Selected passage
#####
[antlr-interest] C# Parser : problem with identifying a class declaration

Gavin Lambert antlr at mirality.co.nz
Mon Jan 14 03:59:53 PST 2008


At 00:36 15/01/2008, Aravinda Dassanayake wrote:
>The main issue is that the parser doesnt identify a class 
>declaration properly. It is trying to match it to a delegate 
>declaration no matter what I do. The rules in conflict are as 
>follows.
>
>
>type_declaration
>     :
>     class_declaration
>     |struct_declaration
>     |interface_declaration
>     |enum_declaration
>     |delegate_declaration
>     ;
>
>class_declaration
>     :
>     attributes? class_modifiers? 'class' IDENTIFIER class_base? 
> class_body ';'?
>     ;
>
>delegate_declaration
>     :
>     attributes? delegate_modifiers? 'delegate' return_type 
> IDENTIFIER '(' formal_parameter_list? ')' ';'
>     ;

ANTLR's default lookahead disambiguation can't see past loop 
constructs at the moment.  If you need it to, you'll need to tell 
it that it needs to check additional lookahead by adding syntactic 
predicates.  Also, you can probably factor the attributes out:

type_declaration
     :  attributes?
#####
Prompt a
Please write out the lines of the listing starting at the line that contains "x-tick-label: Dec xyxy=(970,887,1002,907)" and ending at the line that contains "pie-slice-ooh xyxy=(159,222,299,397)", both included, and nothing else.

Records to use
#####
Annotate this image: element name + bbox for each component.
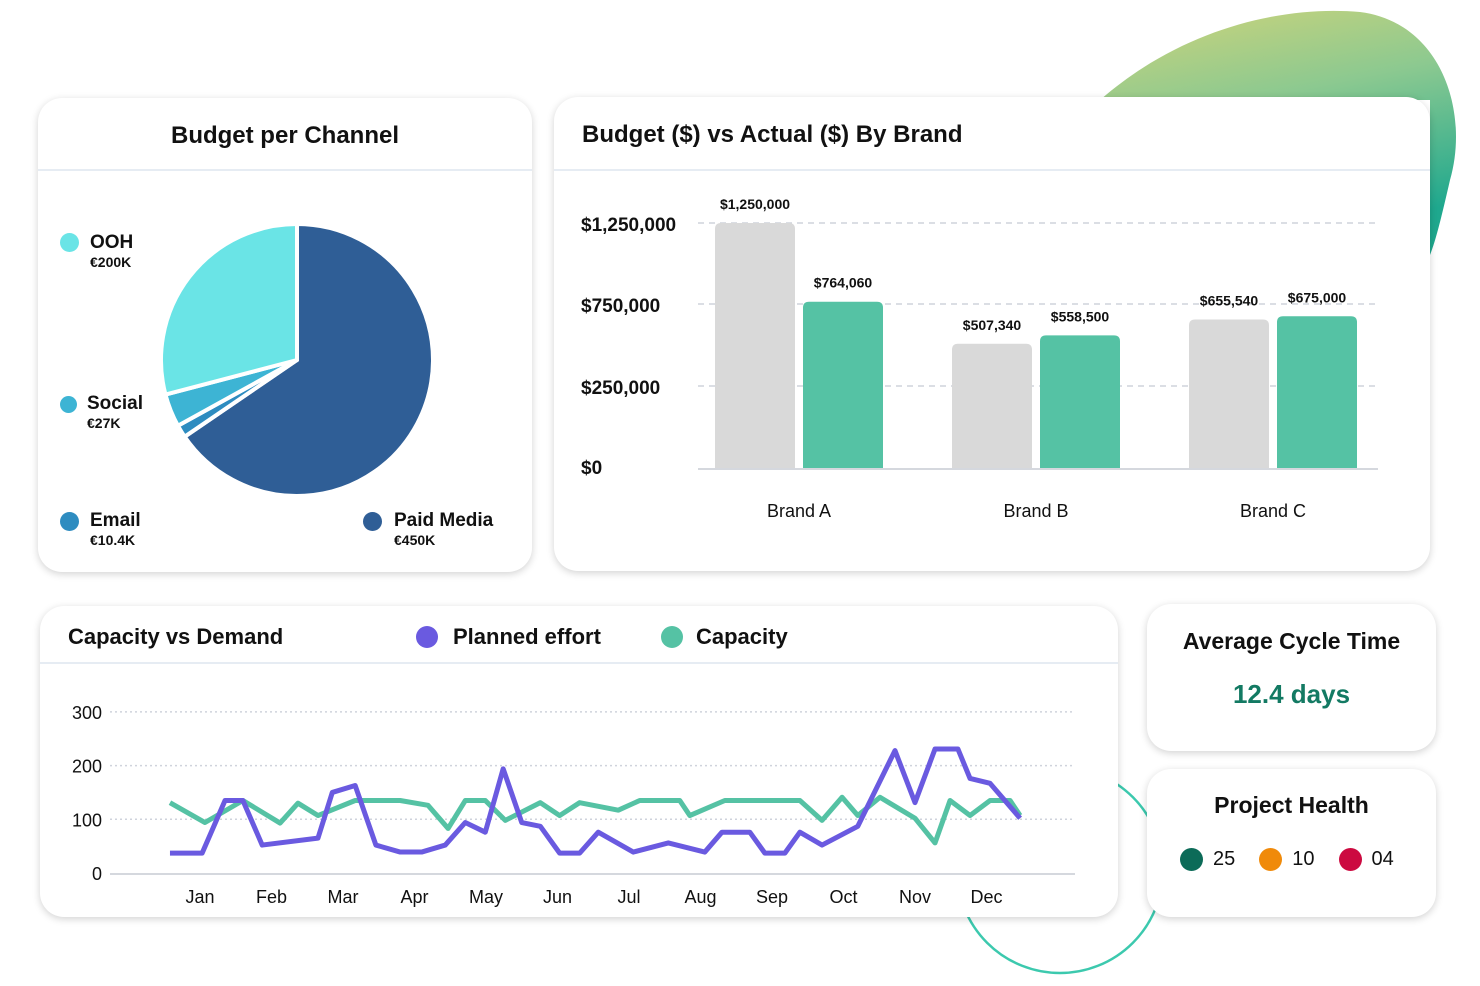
x-tick-label: Dec xyxy=(970,887,1002,907)
status-dot-red xyxy=(1338,848,1362,871)
x-tick-label: Oct xyxy=(829,887,857,907)
health-count: 10 xyxy=(1292,848,1315,870)
bar-brand-c-actual xyxy=(1277,316,1357,468)
x-tick-label: Apr xyxy=(400,887,428,907)
x-tick-label: Mar xyxy=(328,887,359,907)
legend-email: Email €10.4K xyxy=(90,510,141,548)
divider xyxy=(38,169,532,171)
average-cycle-time-card: Average Cycle Time 12.4 days xyxy=(1147,604,1436,751)
y-tick-label: $750,000 xyxy=(581,296,660,317)
x-tick-label: Feb xyxy=(256,887,287,907)
x-tick-label: Jun xyxy=(543,887,572,907)
legend-paid-media: Paid Media €450K xyxy=(394,510,493,548)
legend-planned-dot xyxy=(416,626,438,648)
legend-value: €27K xyxy=(87,415,121,431)
x-tick-label: Nov xyxy=(899,887,931,907)
bar-brand-b-actual xyxy=(1040,335,1120,468)
bar-value-label: $764,060 xyxy=(814,275,873,291)
legend-label: OOH xyxy=(90,232,134,253)
legend-value: €200K xyxy=(90,254,132,270)
legend-dot-social xyxy=(60,396,77,413)
cycle-time-value: 12.4 days xyxy=(1232,679,1351,709)
bar-value-label: $655,540 xyxy=(1200,292,1259,308)
bar-brand-a-actual xyxy=(803,301,883,468)
legend-social: Social €27K xyxy=(87,393,143,431)
card-title: Budget ($) vs Actual ($) By Brand xyxy=(582,121,963,148)
legend-label: Email xyxy=(90,510,141,531)
health-at-risk: 10 xyxy=(1259,848,1315,871)
capacity-vs-demand-card: Capacity vs Demand Planned effort Capaci… xyxy=(40,606,1118,917)
y-tick-label: 200 xyxy=(72,757,102,777)
legend-value: €450K xyxy=(394,532,436,548)
bar-brand-a-budget xyxy=(715,223,795,468)
pie-slice-ooh xyxy=(159,222,299,397)
y-tick-label: $250,000 xyxy=(581,378,660,399)
legend-capacity-dot xyxy=(661,626,683,648)
x-tick-label: Jan xyxy=(185,887,214,907)
series-line-planned-effort xyxy=(169,746,1023,856)
y-tick-label: 300 xyxy=(72,703,102,723)
card-title: Project Health xyxy=(1214,792,1369,818)
y-tick-label: $0 xyxy=(581,458,602,479)
legend-ooh: OOH €200K xyxy=(90,232,133,270)
bar-value-label: $558,500 xyxy=(1051,308,1110,324)
legend-label: Social xyxy=(87,393,143,414)
divider xyxy=(40,662,1118,664)
bar-brand-c-budget xyxy=(1189,319,1269,468)
bar-value-label: $507,340 xyxy=(963,317,1022,333)
status-dot-orange xyxy=(1259,848,1283,871)
project-health-card: Project Health 25 10 04 xyxy=(1147,769,1436,917)
status-dot-green xyxy=(1180,848,1203,871)
y-tick-label: $1,250,000 xyxy=(581,215,676,236)
legend-planned-label: Planned effort xyxy=(453,624,601,649)
x-tick-label: Sep xyxy=(756,887,788,907)
health-count: 04 xyxy=(1371,848,1394,870)
x-category-label: Brand B xyxy=(1003,501,1068,521)
card-title: Capacity vs Demand xyxy=(68,624,284,649)
bar-value-label: $1,250,000 xyxy=(720,196,790,212)
legend-capacity-label: Capacity xyxy=(696,624,788,649)
legend-dot-ooh xyxy=(60,233,79,252)
x-tick-label: Jul xyxy=(617,887,640,907)
x-tick-label: Aug xyxy=(684,887,716,907)
y-tick-label: 0 xyxy=(92,864,102,884)
legend-dot-paid-media xyxy=(363,512,382,531)
x-category-label: Brand A xyxy=(767,501,831,521)
pie-slice-paid-media xyxy=(182,222,435,498)
bar-value-label: $675,000 xyxy=(1288,289,1347,305)
series-line-capacity xyxy=(168,794,1023,846)
health-count: 25 xyxy=(1213,848,1236,870)
card-title: Budget per Channel xyxy=(170,122,399,149)
health-off-track: 04 xyxy=(1338,848,1394,871)
bar-brand-b-budget xyxy=(952,343,1032,468)
x-category-label: Brand C xyxy=(1240,501,1306,521)
health-on-track: 25 xyxy=(1180,848,1235,871)
y-tick-label: 100 xyxy=(72,810,102,830)
divider xyxy=(554,169,1430,171)
x-tick-label: May xyxy=(469,887,503,907)
legend-value: €10.4K xyxy=(90,532,136,548)
card-title: Average Cycle Time xyxy=(1182,628,1401,654)
legend-label: Paid Media xyxy=(394,510,494,531)
legend-dot-email xyxy=(60,512,79,531)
#####
Prompt b
Answer these questions from the mailing-list message, each on its own line:
(i) Who wrote the reply?
(ii) What does the parser keep trying to match a class declaration to?
(iii) What can ANTLR's default lookahead disambiguation not see past?

Exercise solution a
x-tick-label: Dec xyxy=(970,887,1002,907)
status-dot-red xyxy=(1338,848,1362,871)
x-tick-label: Oct xyxy=(829,887,857,907)
health-count: 10 xyxy=(1292,848,1315,870)
bar-brand-c-actual xyxy=(1277,316,1357,468)
x-tick-label: Apr xyxy=(400,887,428,907)
x-tick-label: Mar xyxy=(328,887,359,907)
legend-email: Email €10.4K xyxy=(90,510,141,548)
divider xyxy=(38,169,532,171)
average-cycle-time-card: Average Cycle Time 12.4 days xyxy=(1147,604,1436,751)
y-tick-label: $750,000 xyxy=(581,296,660,317)
x-tick-label: Feb xyxy=(256,887,287,907)
x-tick-label: Jun xyxy=(543,887,572,907)
legend-paid-media: Paid Media €450K xyxy=(394,510,493,548)
legend-planned-dot xyxy=(416,626,438,648)
legend-value: €27K xyxy=(87,415,121,431)
x-tick-label: Nov xyxy=(899,887,931,907)
bar-brand-b-actual xyxy=(1040,335,1120,468)
bar-value-label: $764,060 xyxy=(814,275,873,291)
legend-label: OOH xyxy=(90,232,134,253)
legend-value: €200K xyxy=(90,254,132,270)
legend-dot-social xyxy=(60,396,77,413)
cycle-time-value: 12.4 days xyxy=(1232,679,1351,709)
bar-value-label: $655,540 xyxy=(1200,292,1259,308)
bar-brand-a-actual xyxy=(803,301,883,468)
legend-social: Social €27K xyxy=(87,393,143,431)
card-title: Budget ($) vs Actual ($) By Brand xyxy=(582,121,963,148)
legend-label: Email xyxy=(90,510,141,531)
health-at-risk: 10 xyxy=(1259,848,1315,871)
capacity-vs-demand-card: Capacity vs Demand Planned effort Capaci… xyxy=(40,606,1118,917)
y-tick-label: 200 xyxy=(72,757,102,777)
legend-value: €450K xyxy=(394,532,436,548)
bar-brand-a-budget xyxy=(715,223,795,468)
pie-slice-ooh xyxy=(159,222,299,397)

Exercise solution b
(i) Gavin Lambert
(ii) A delegate declaration
(iii) Loop constructs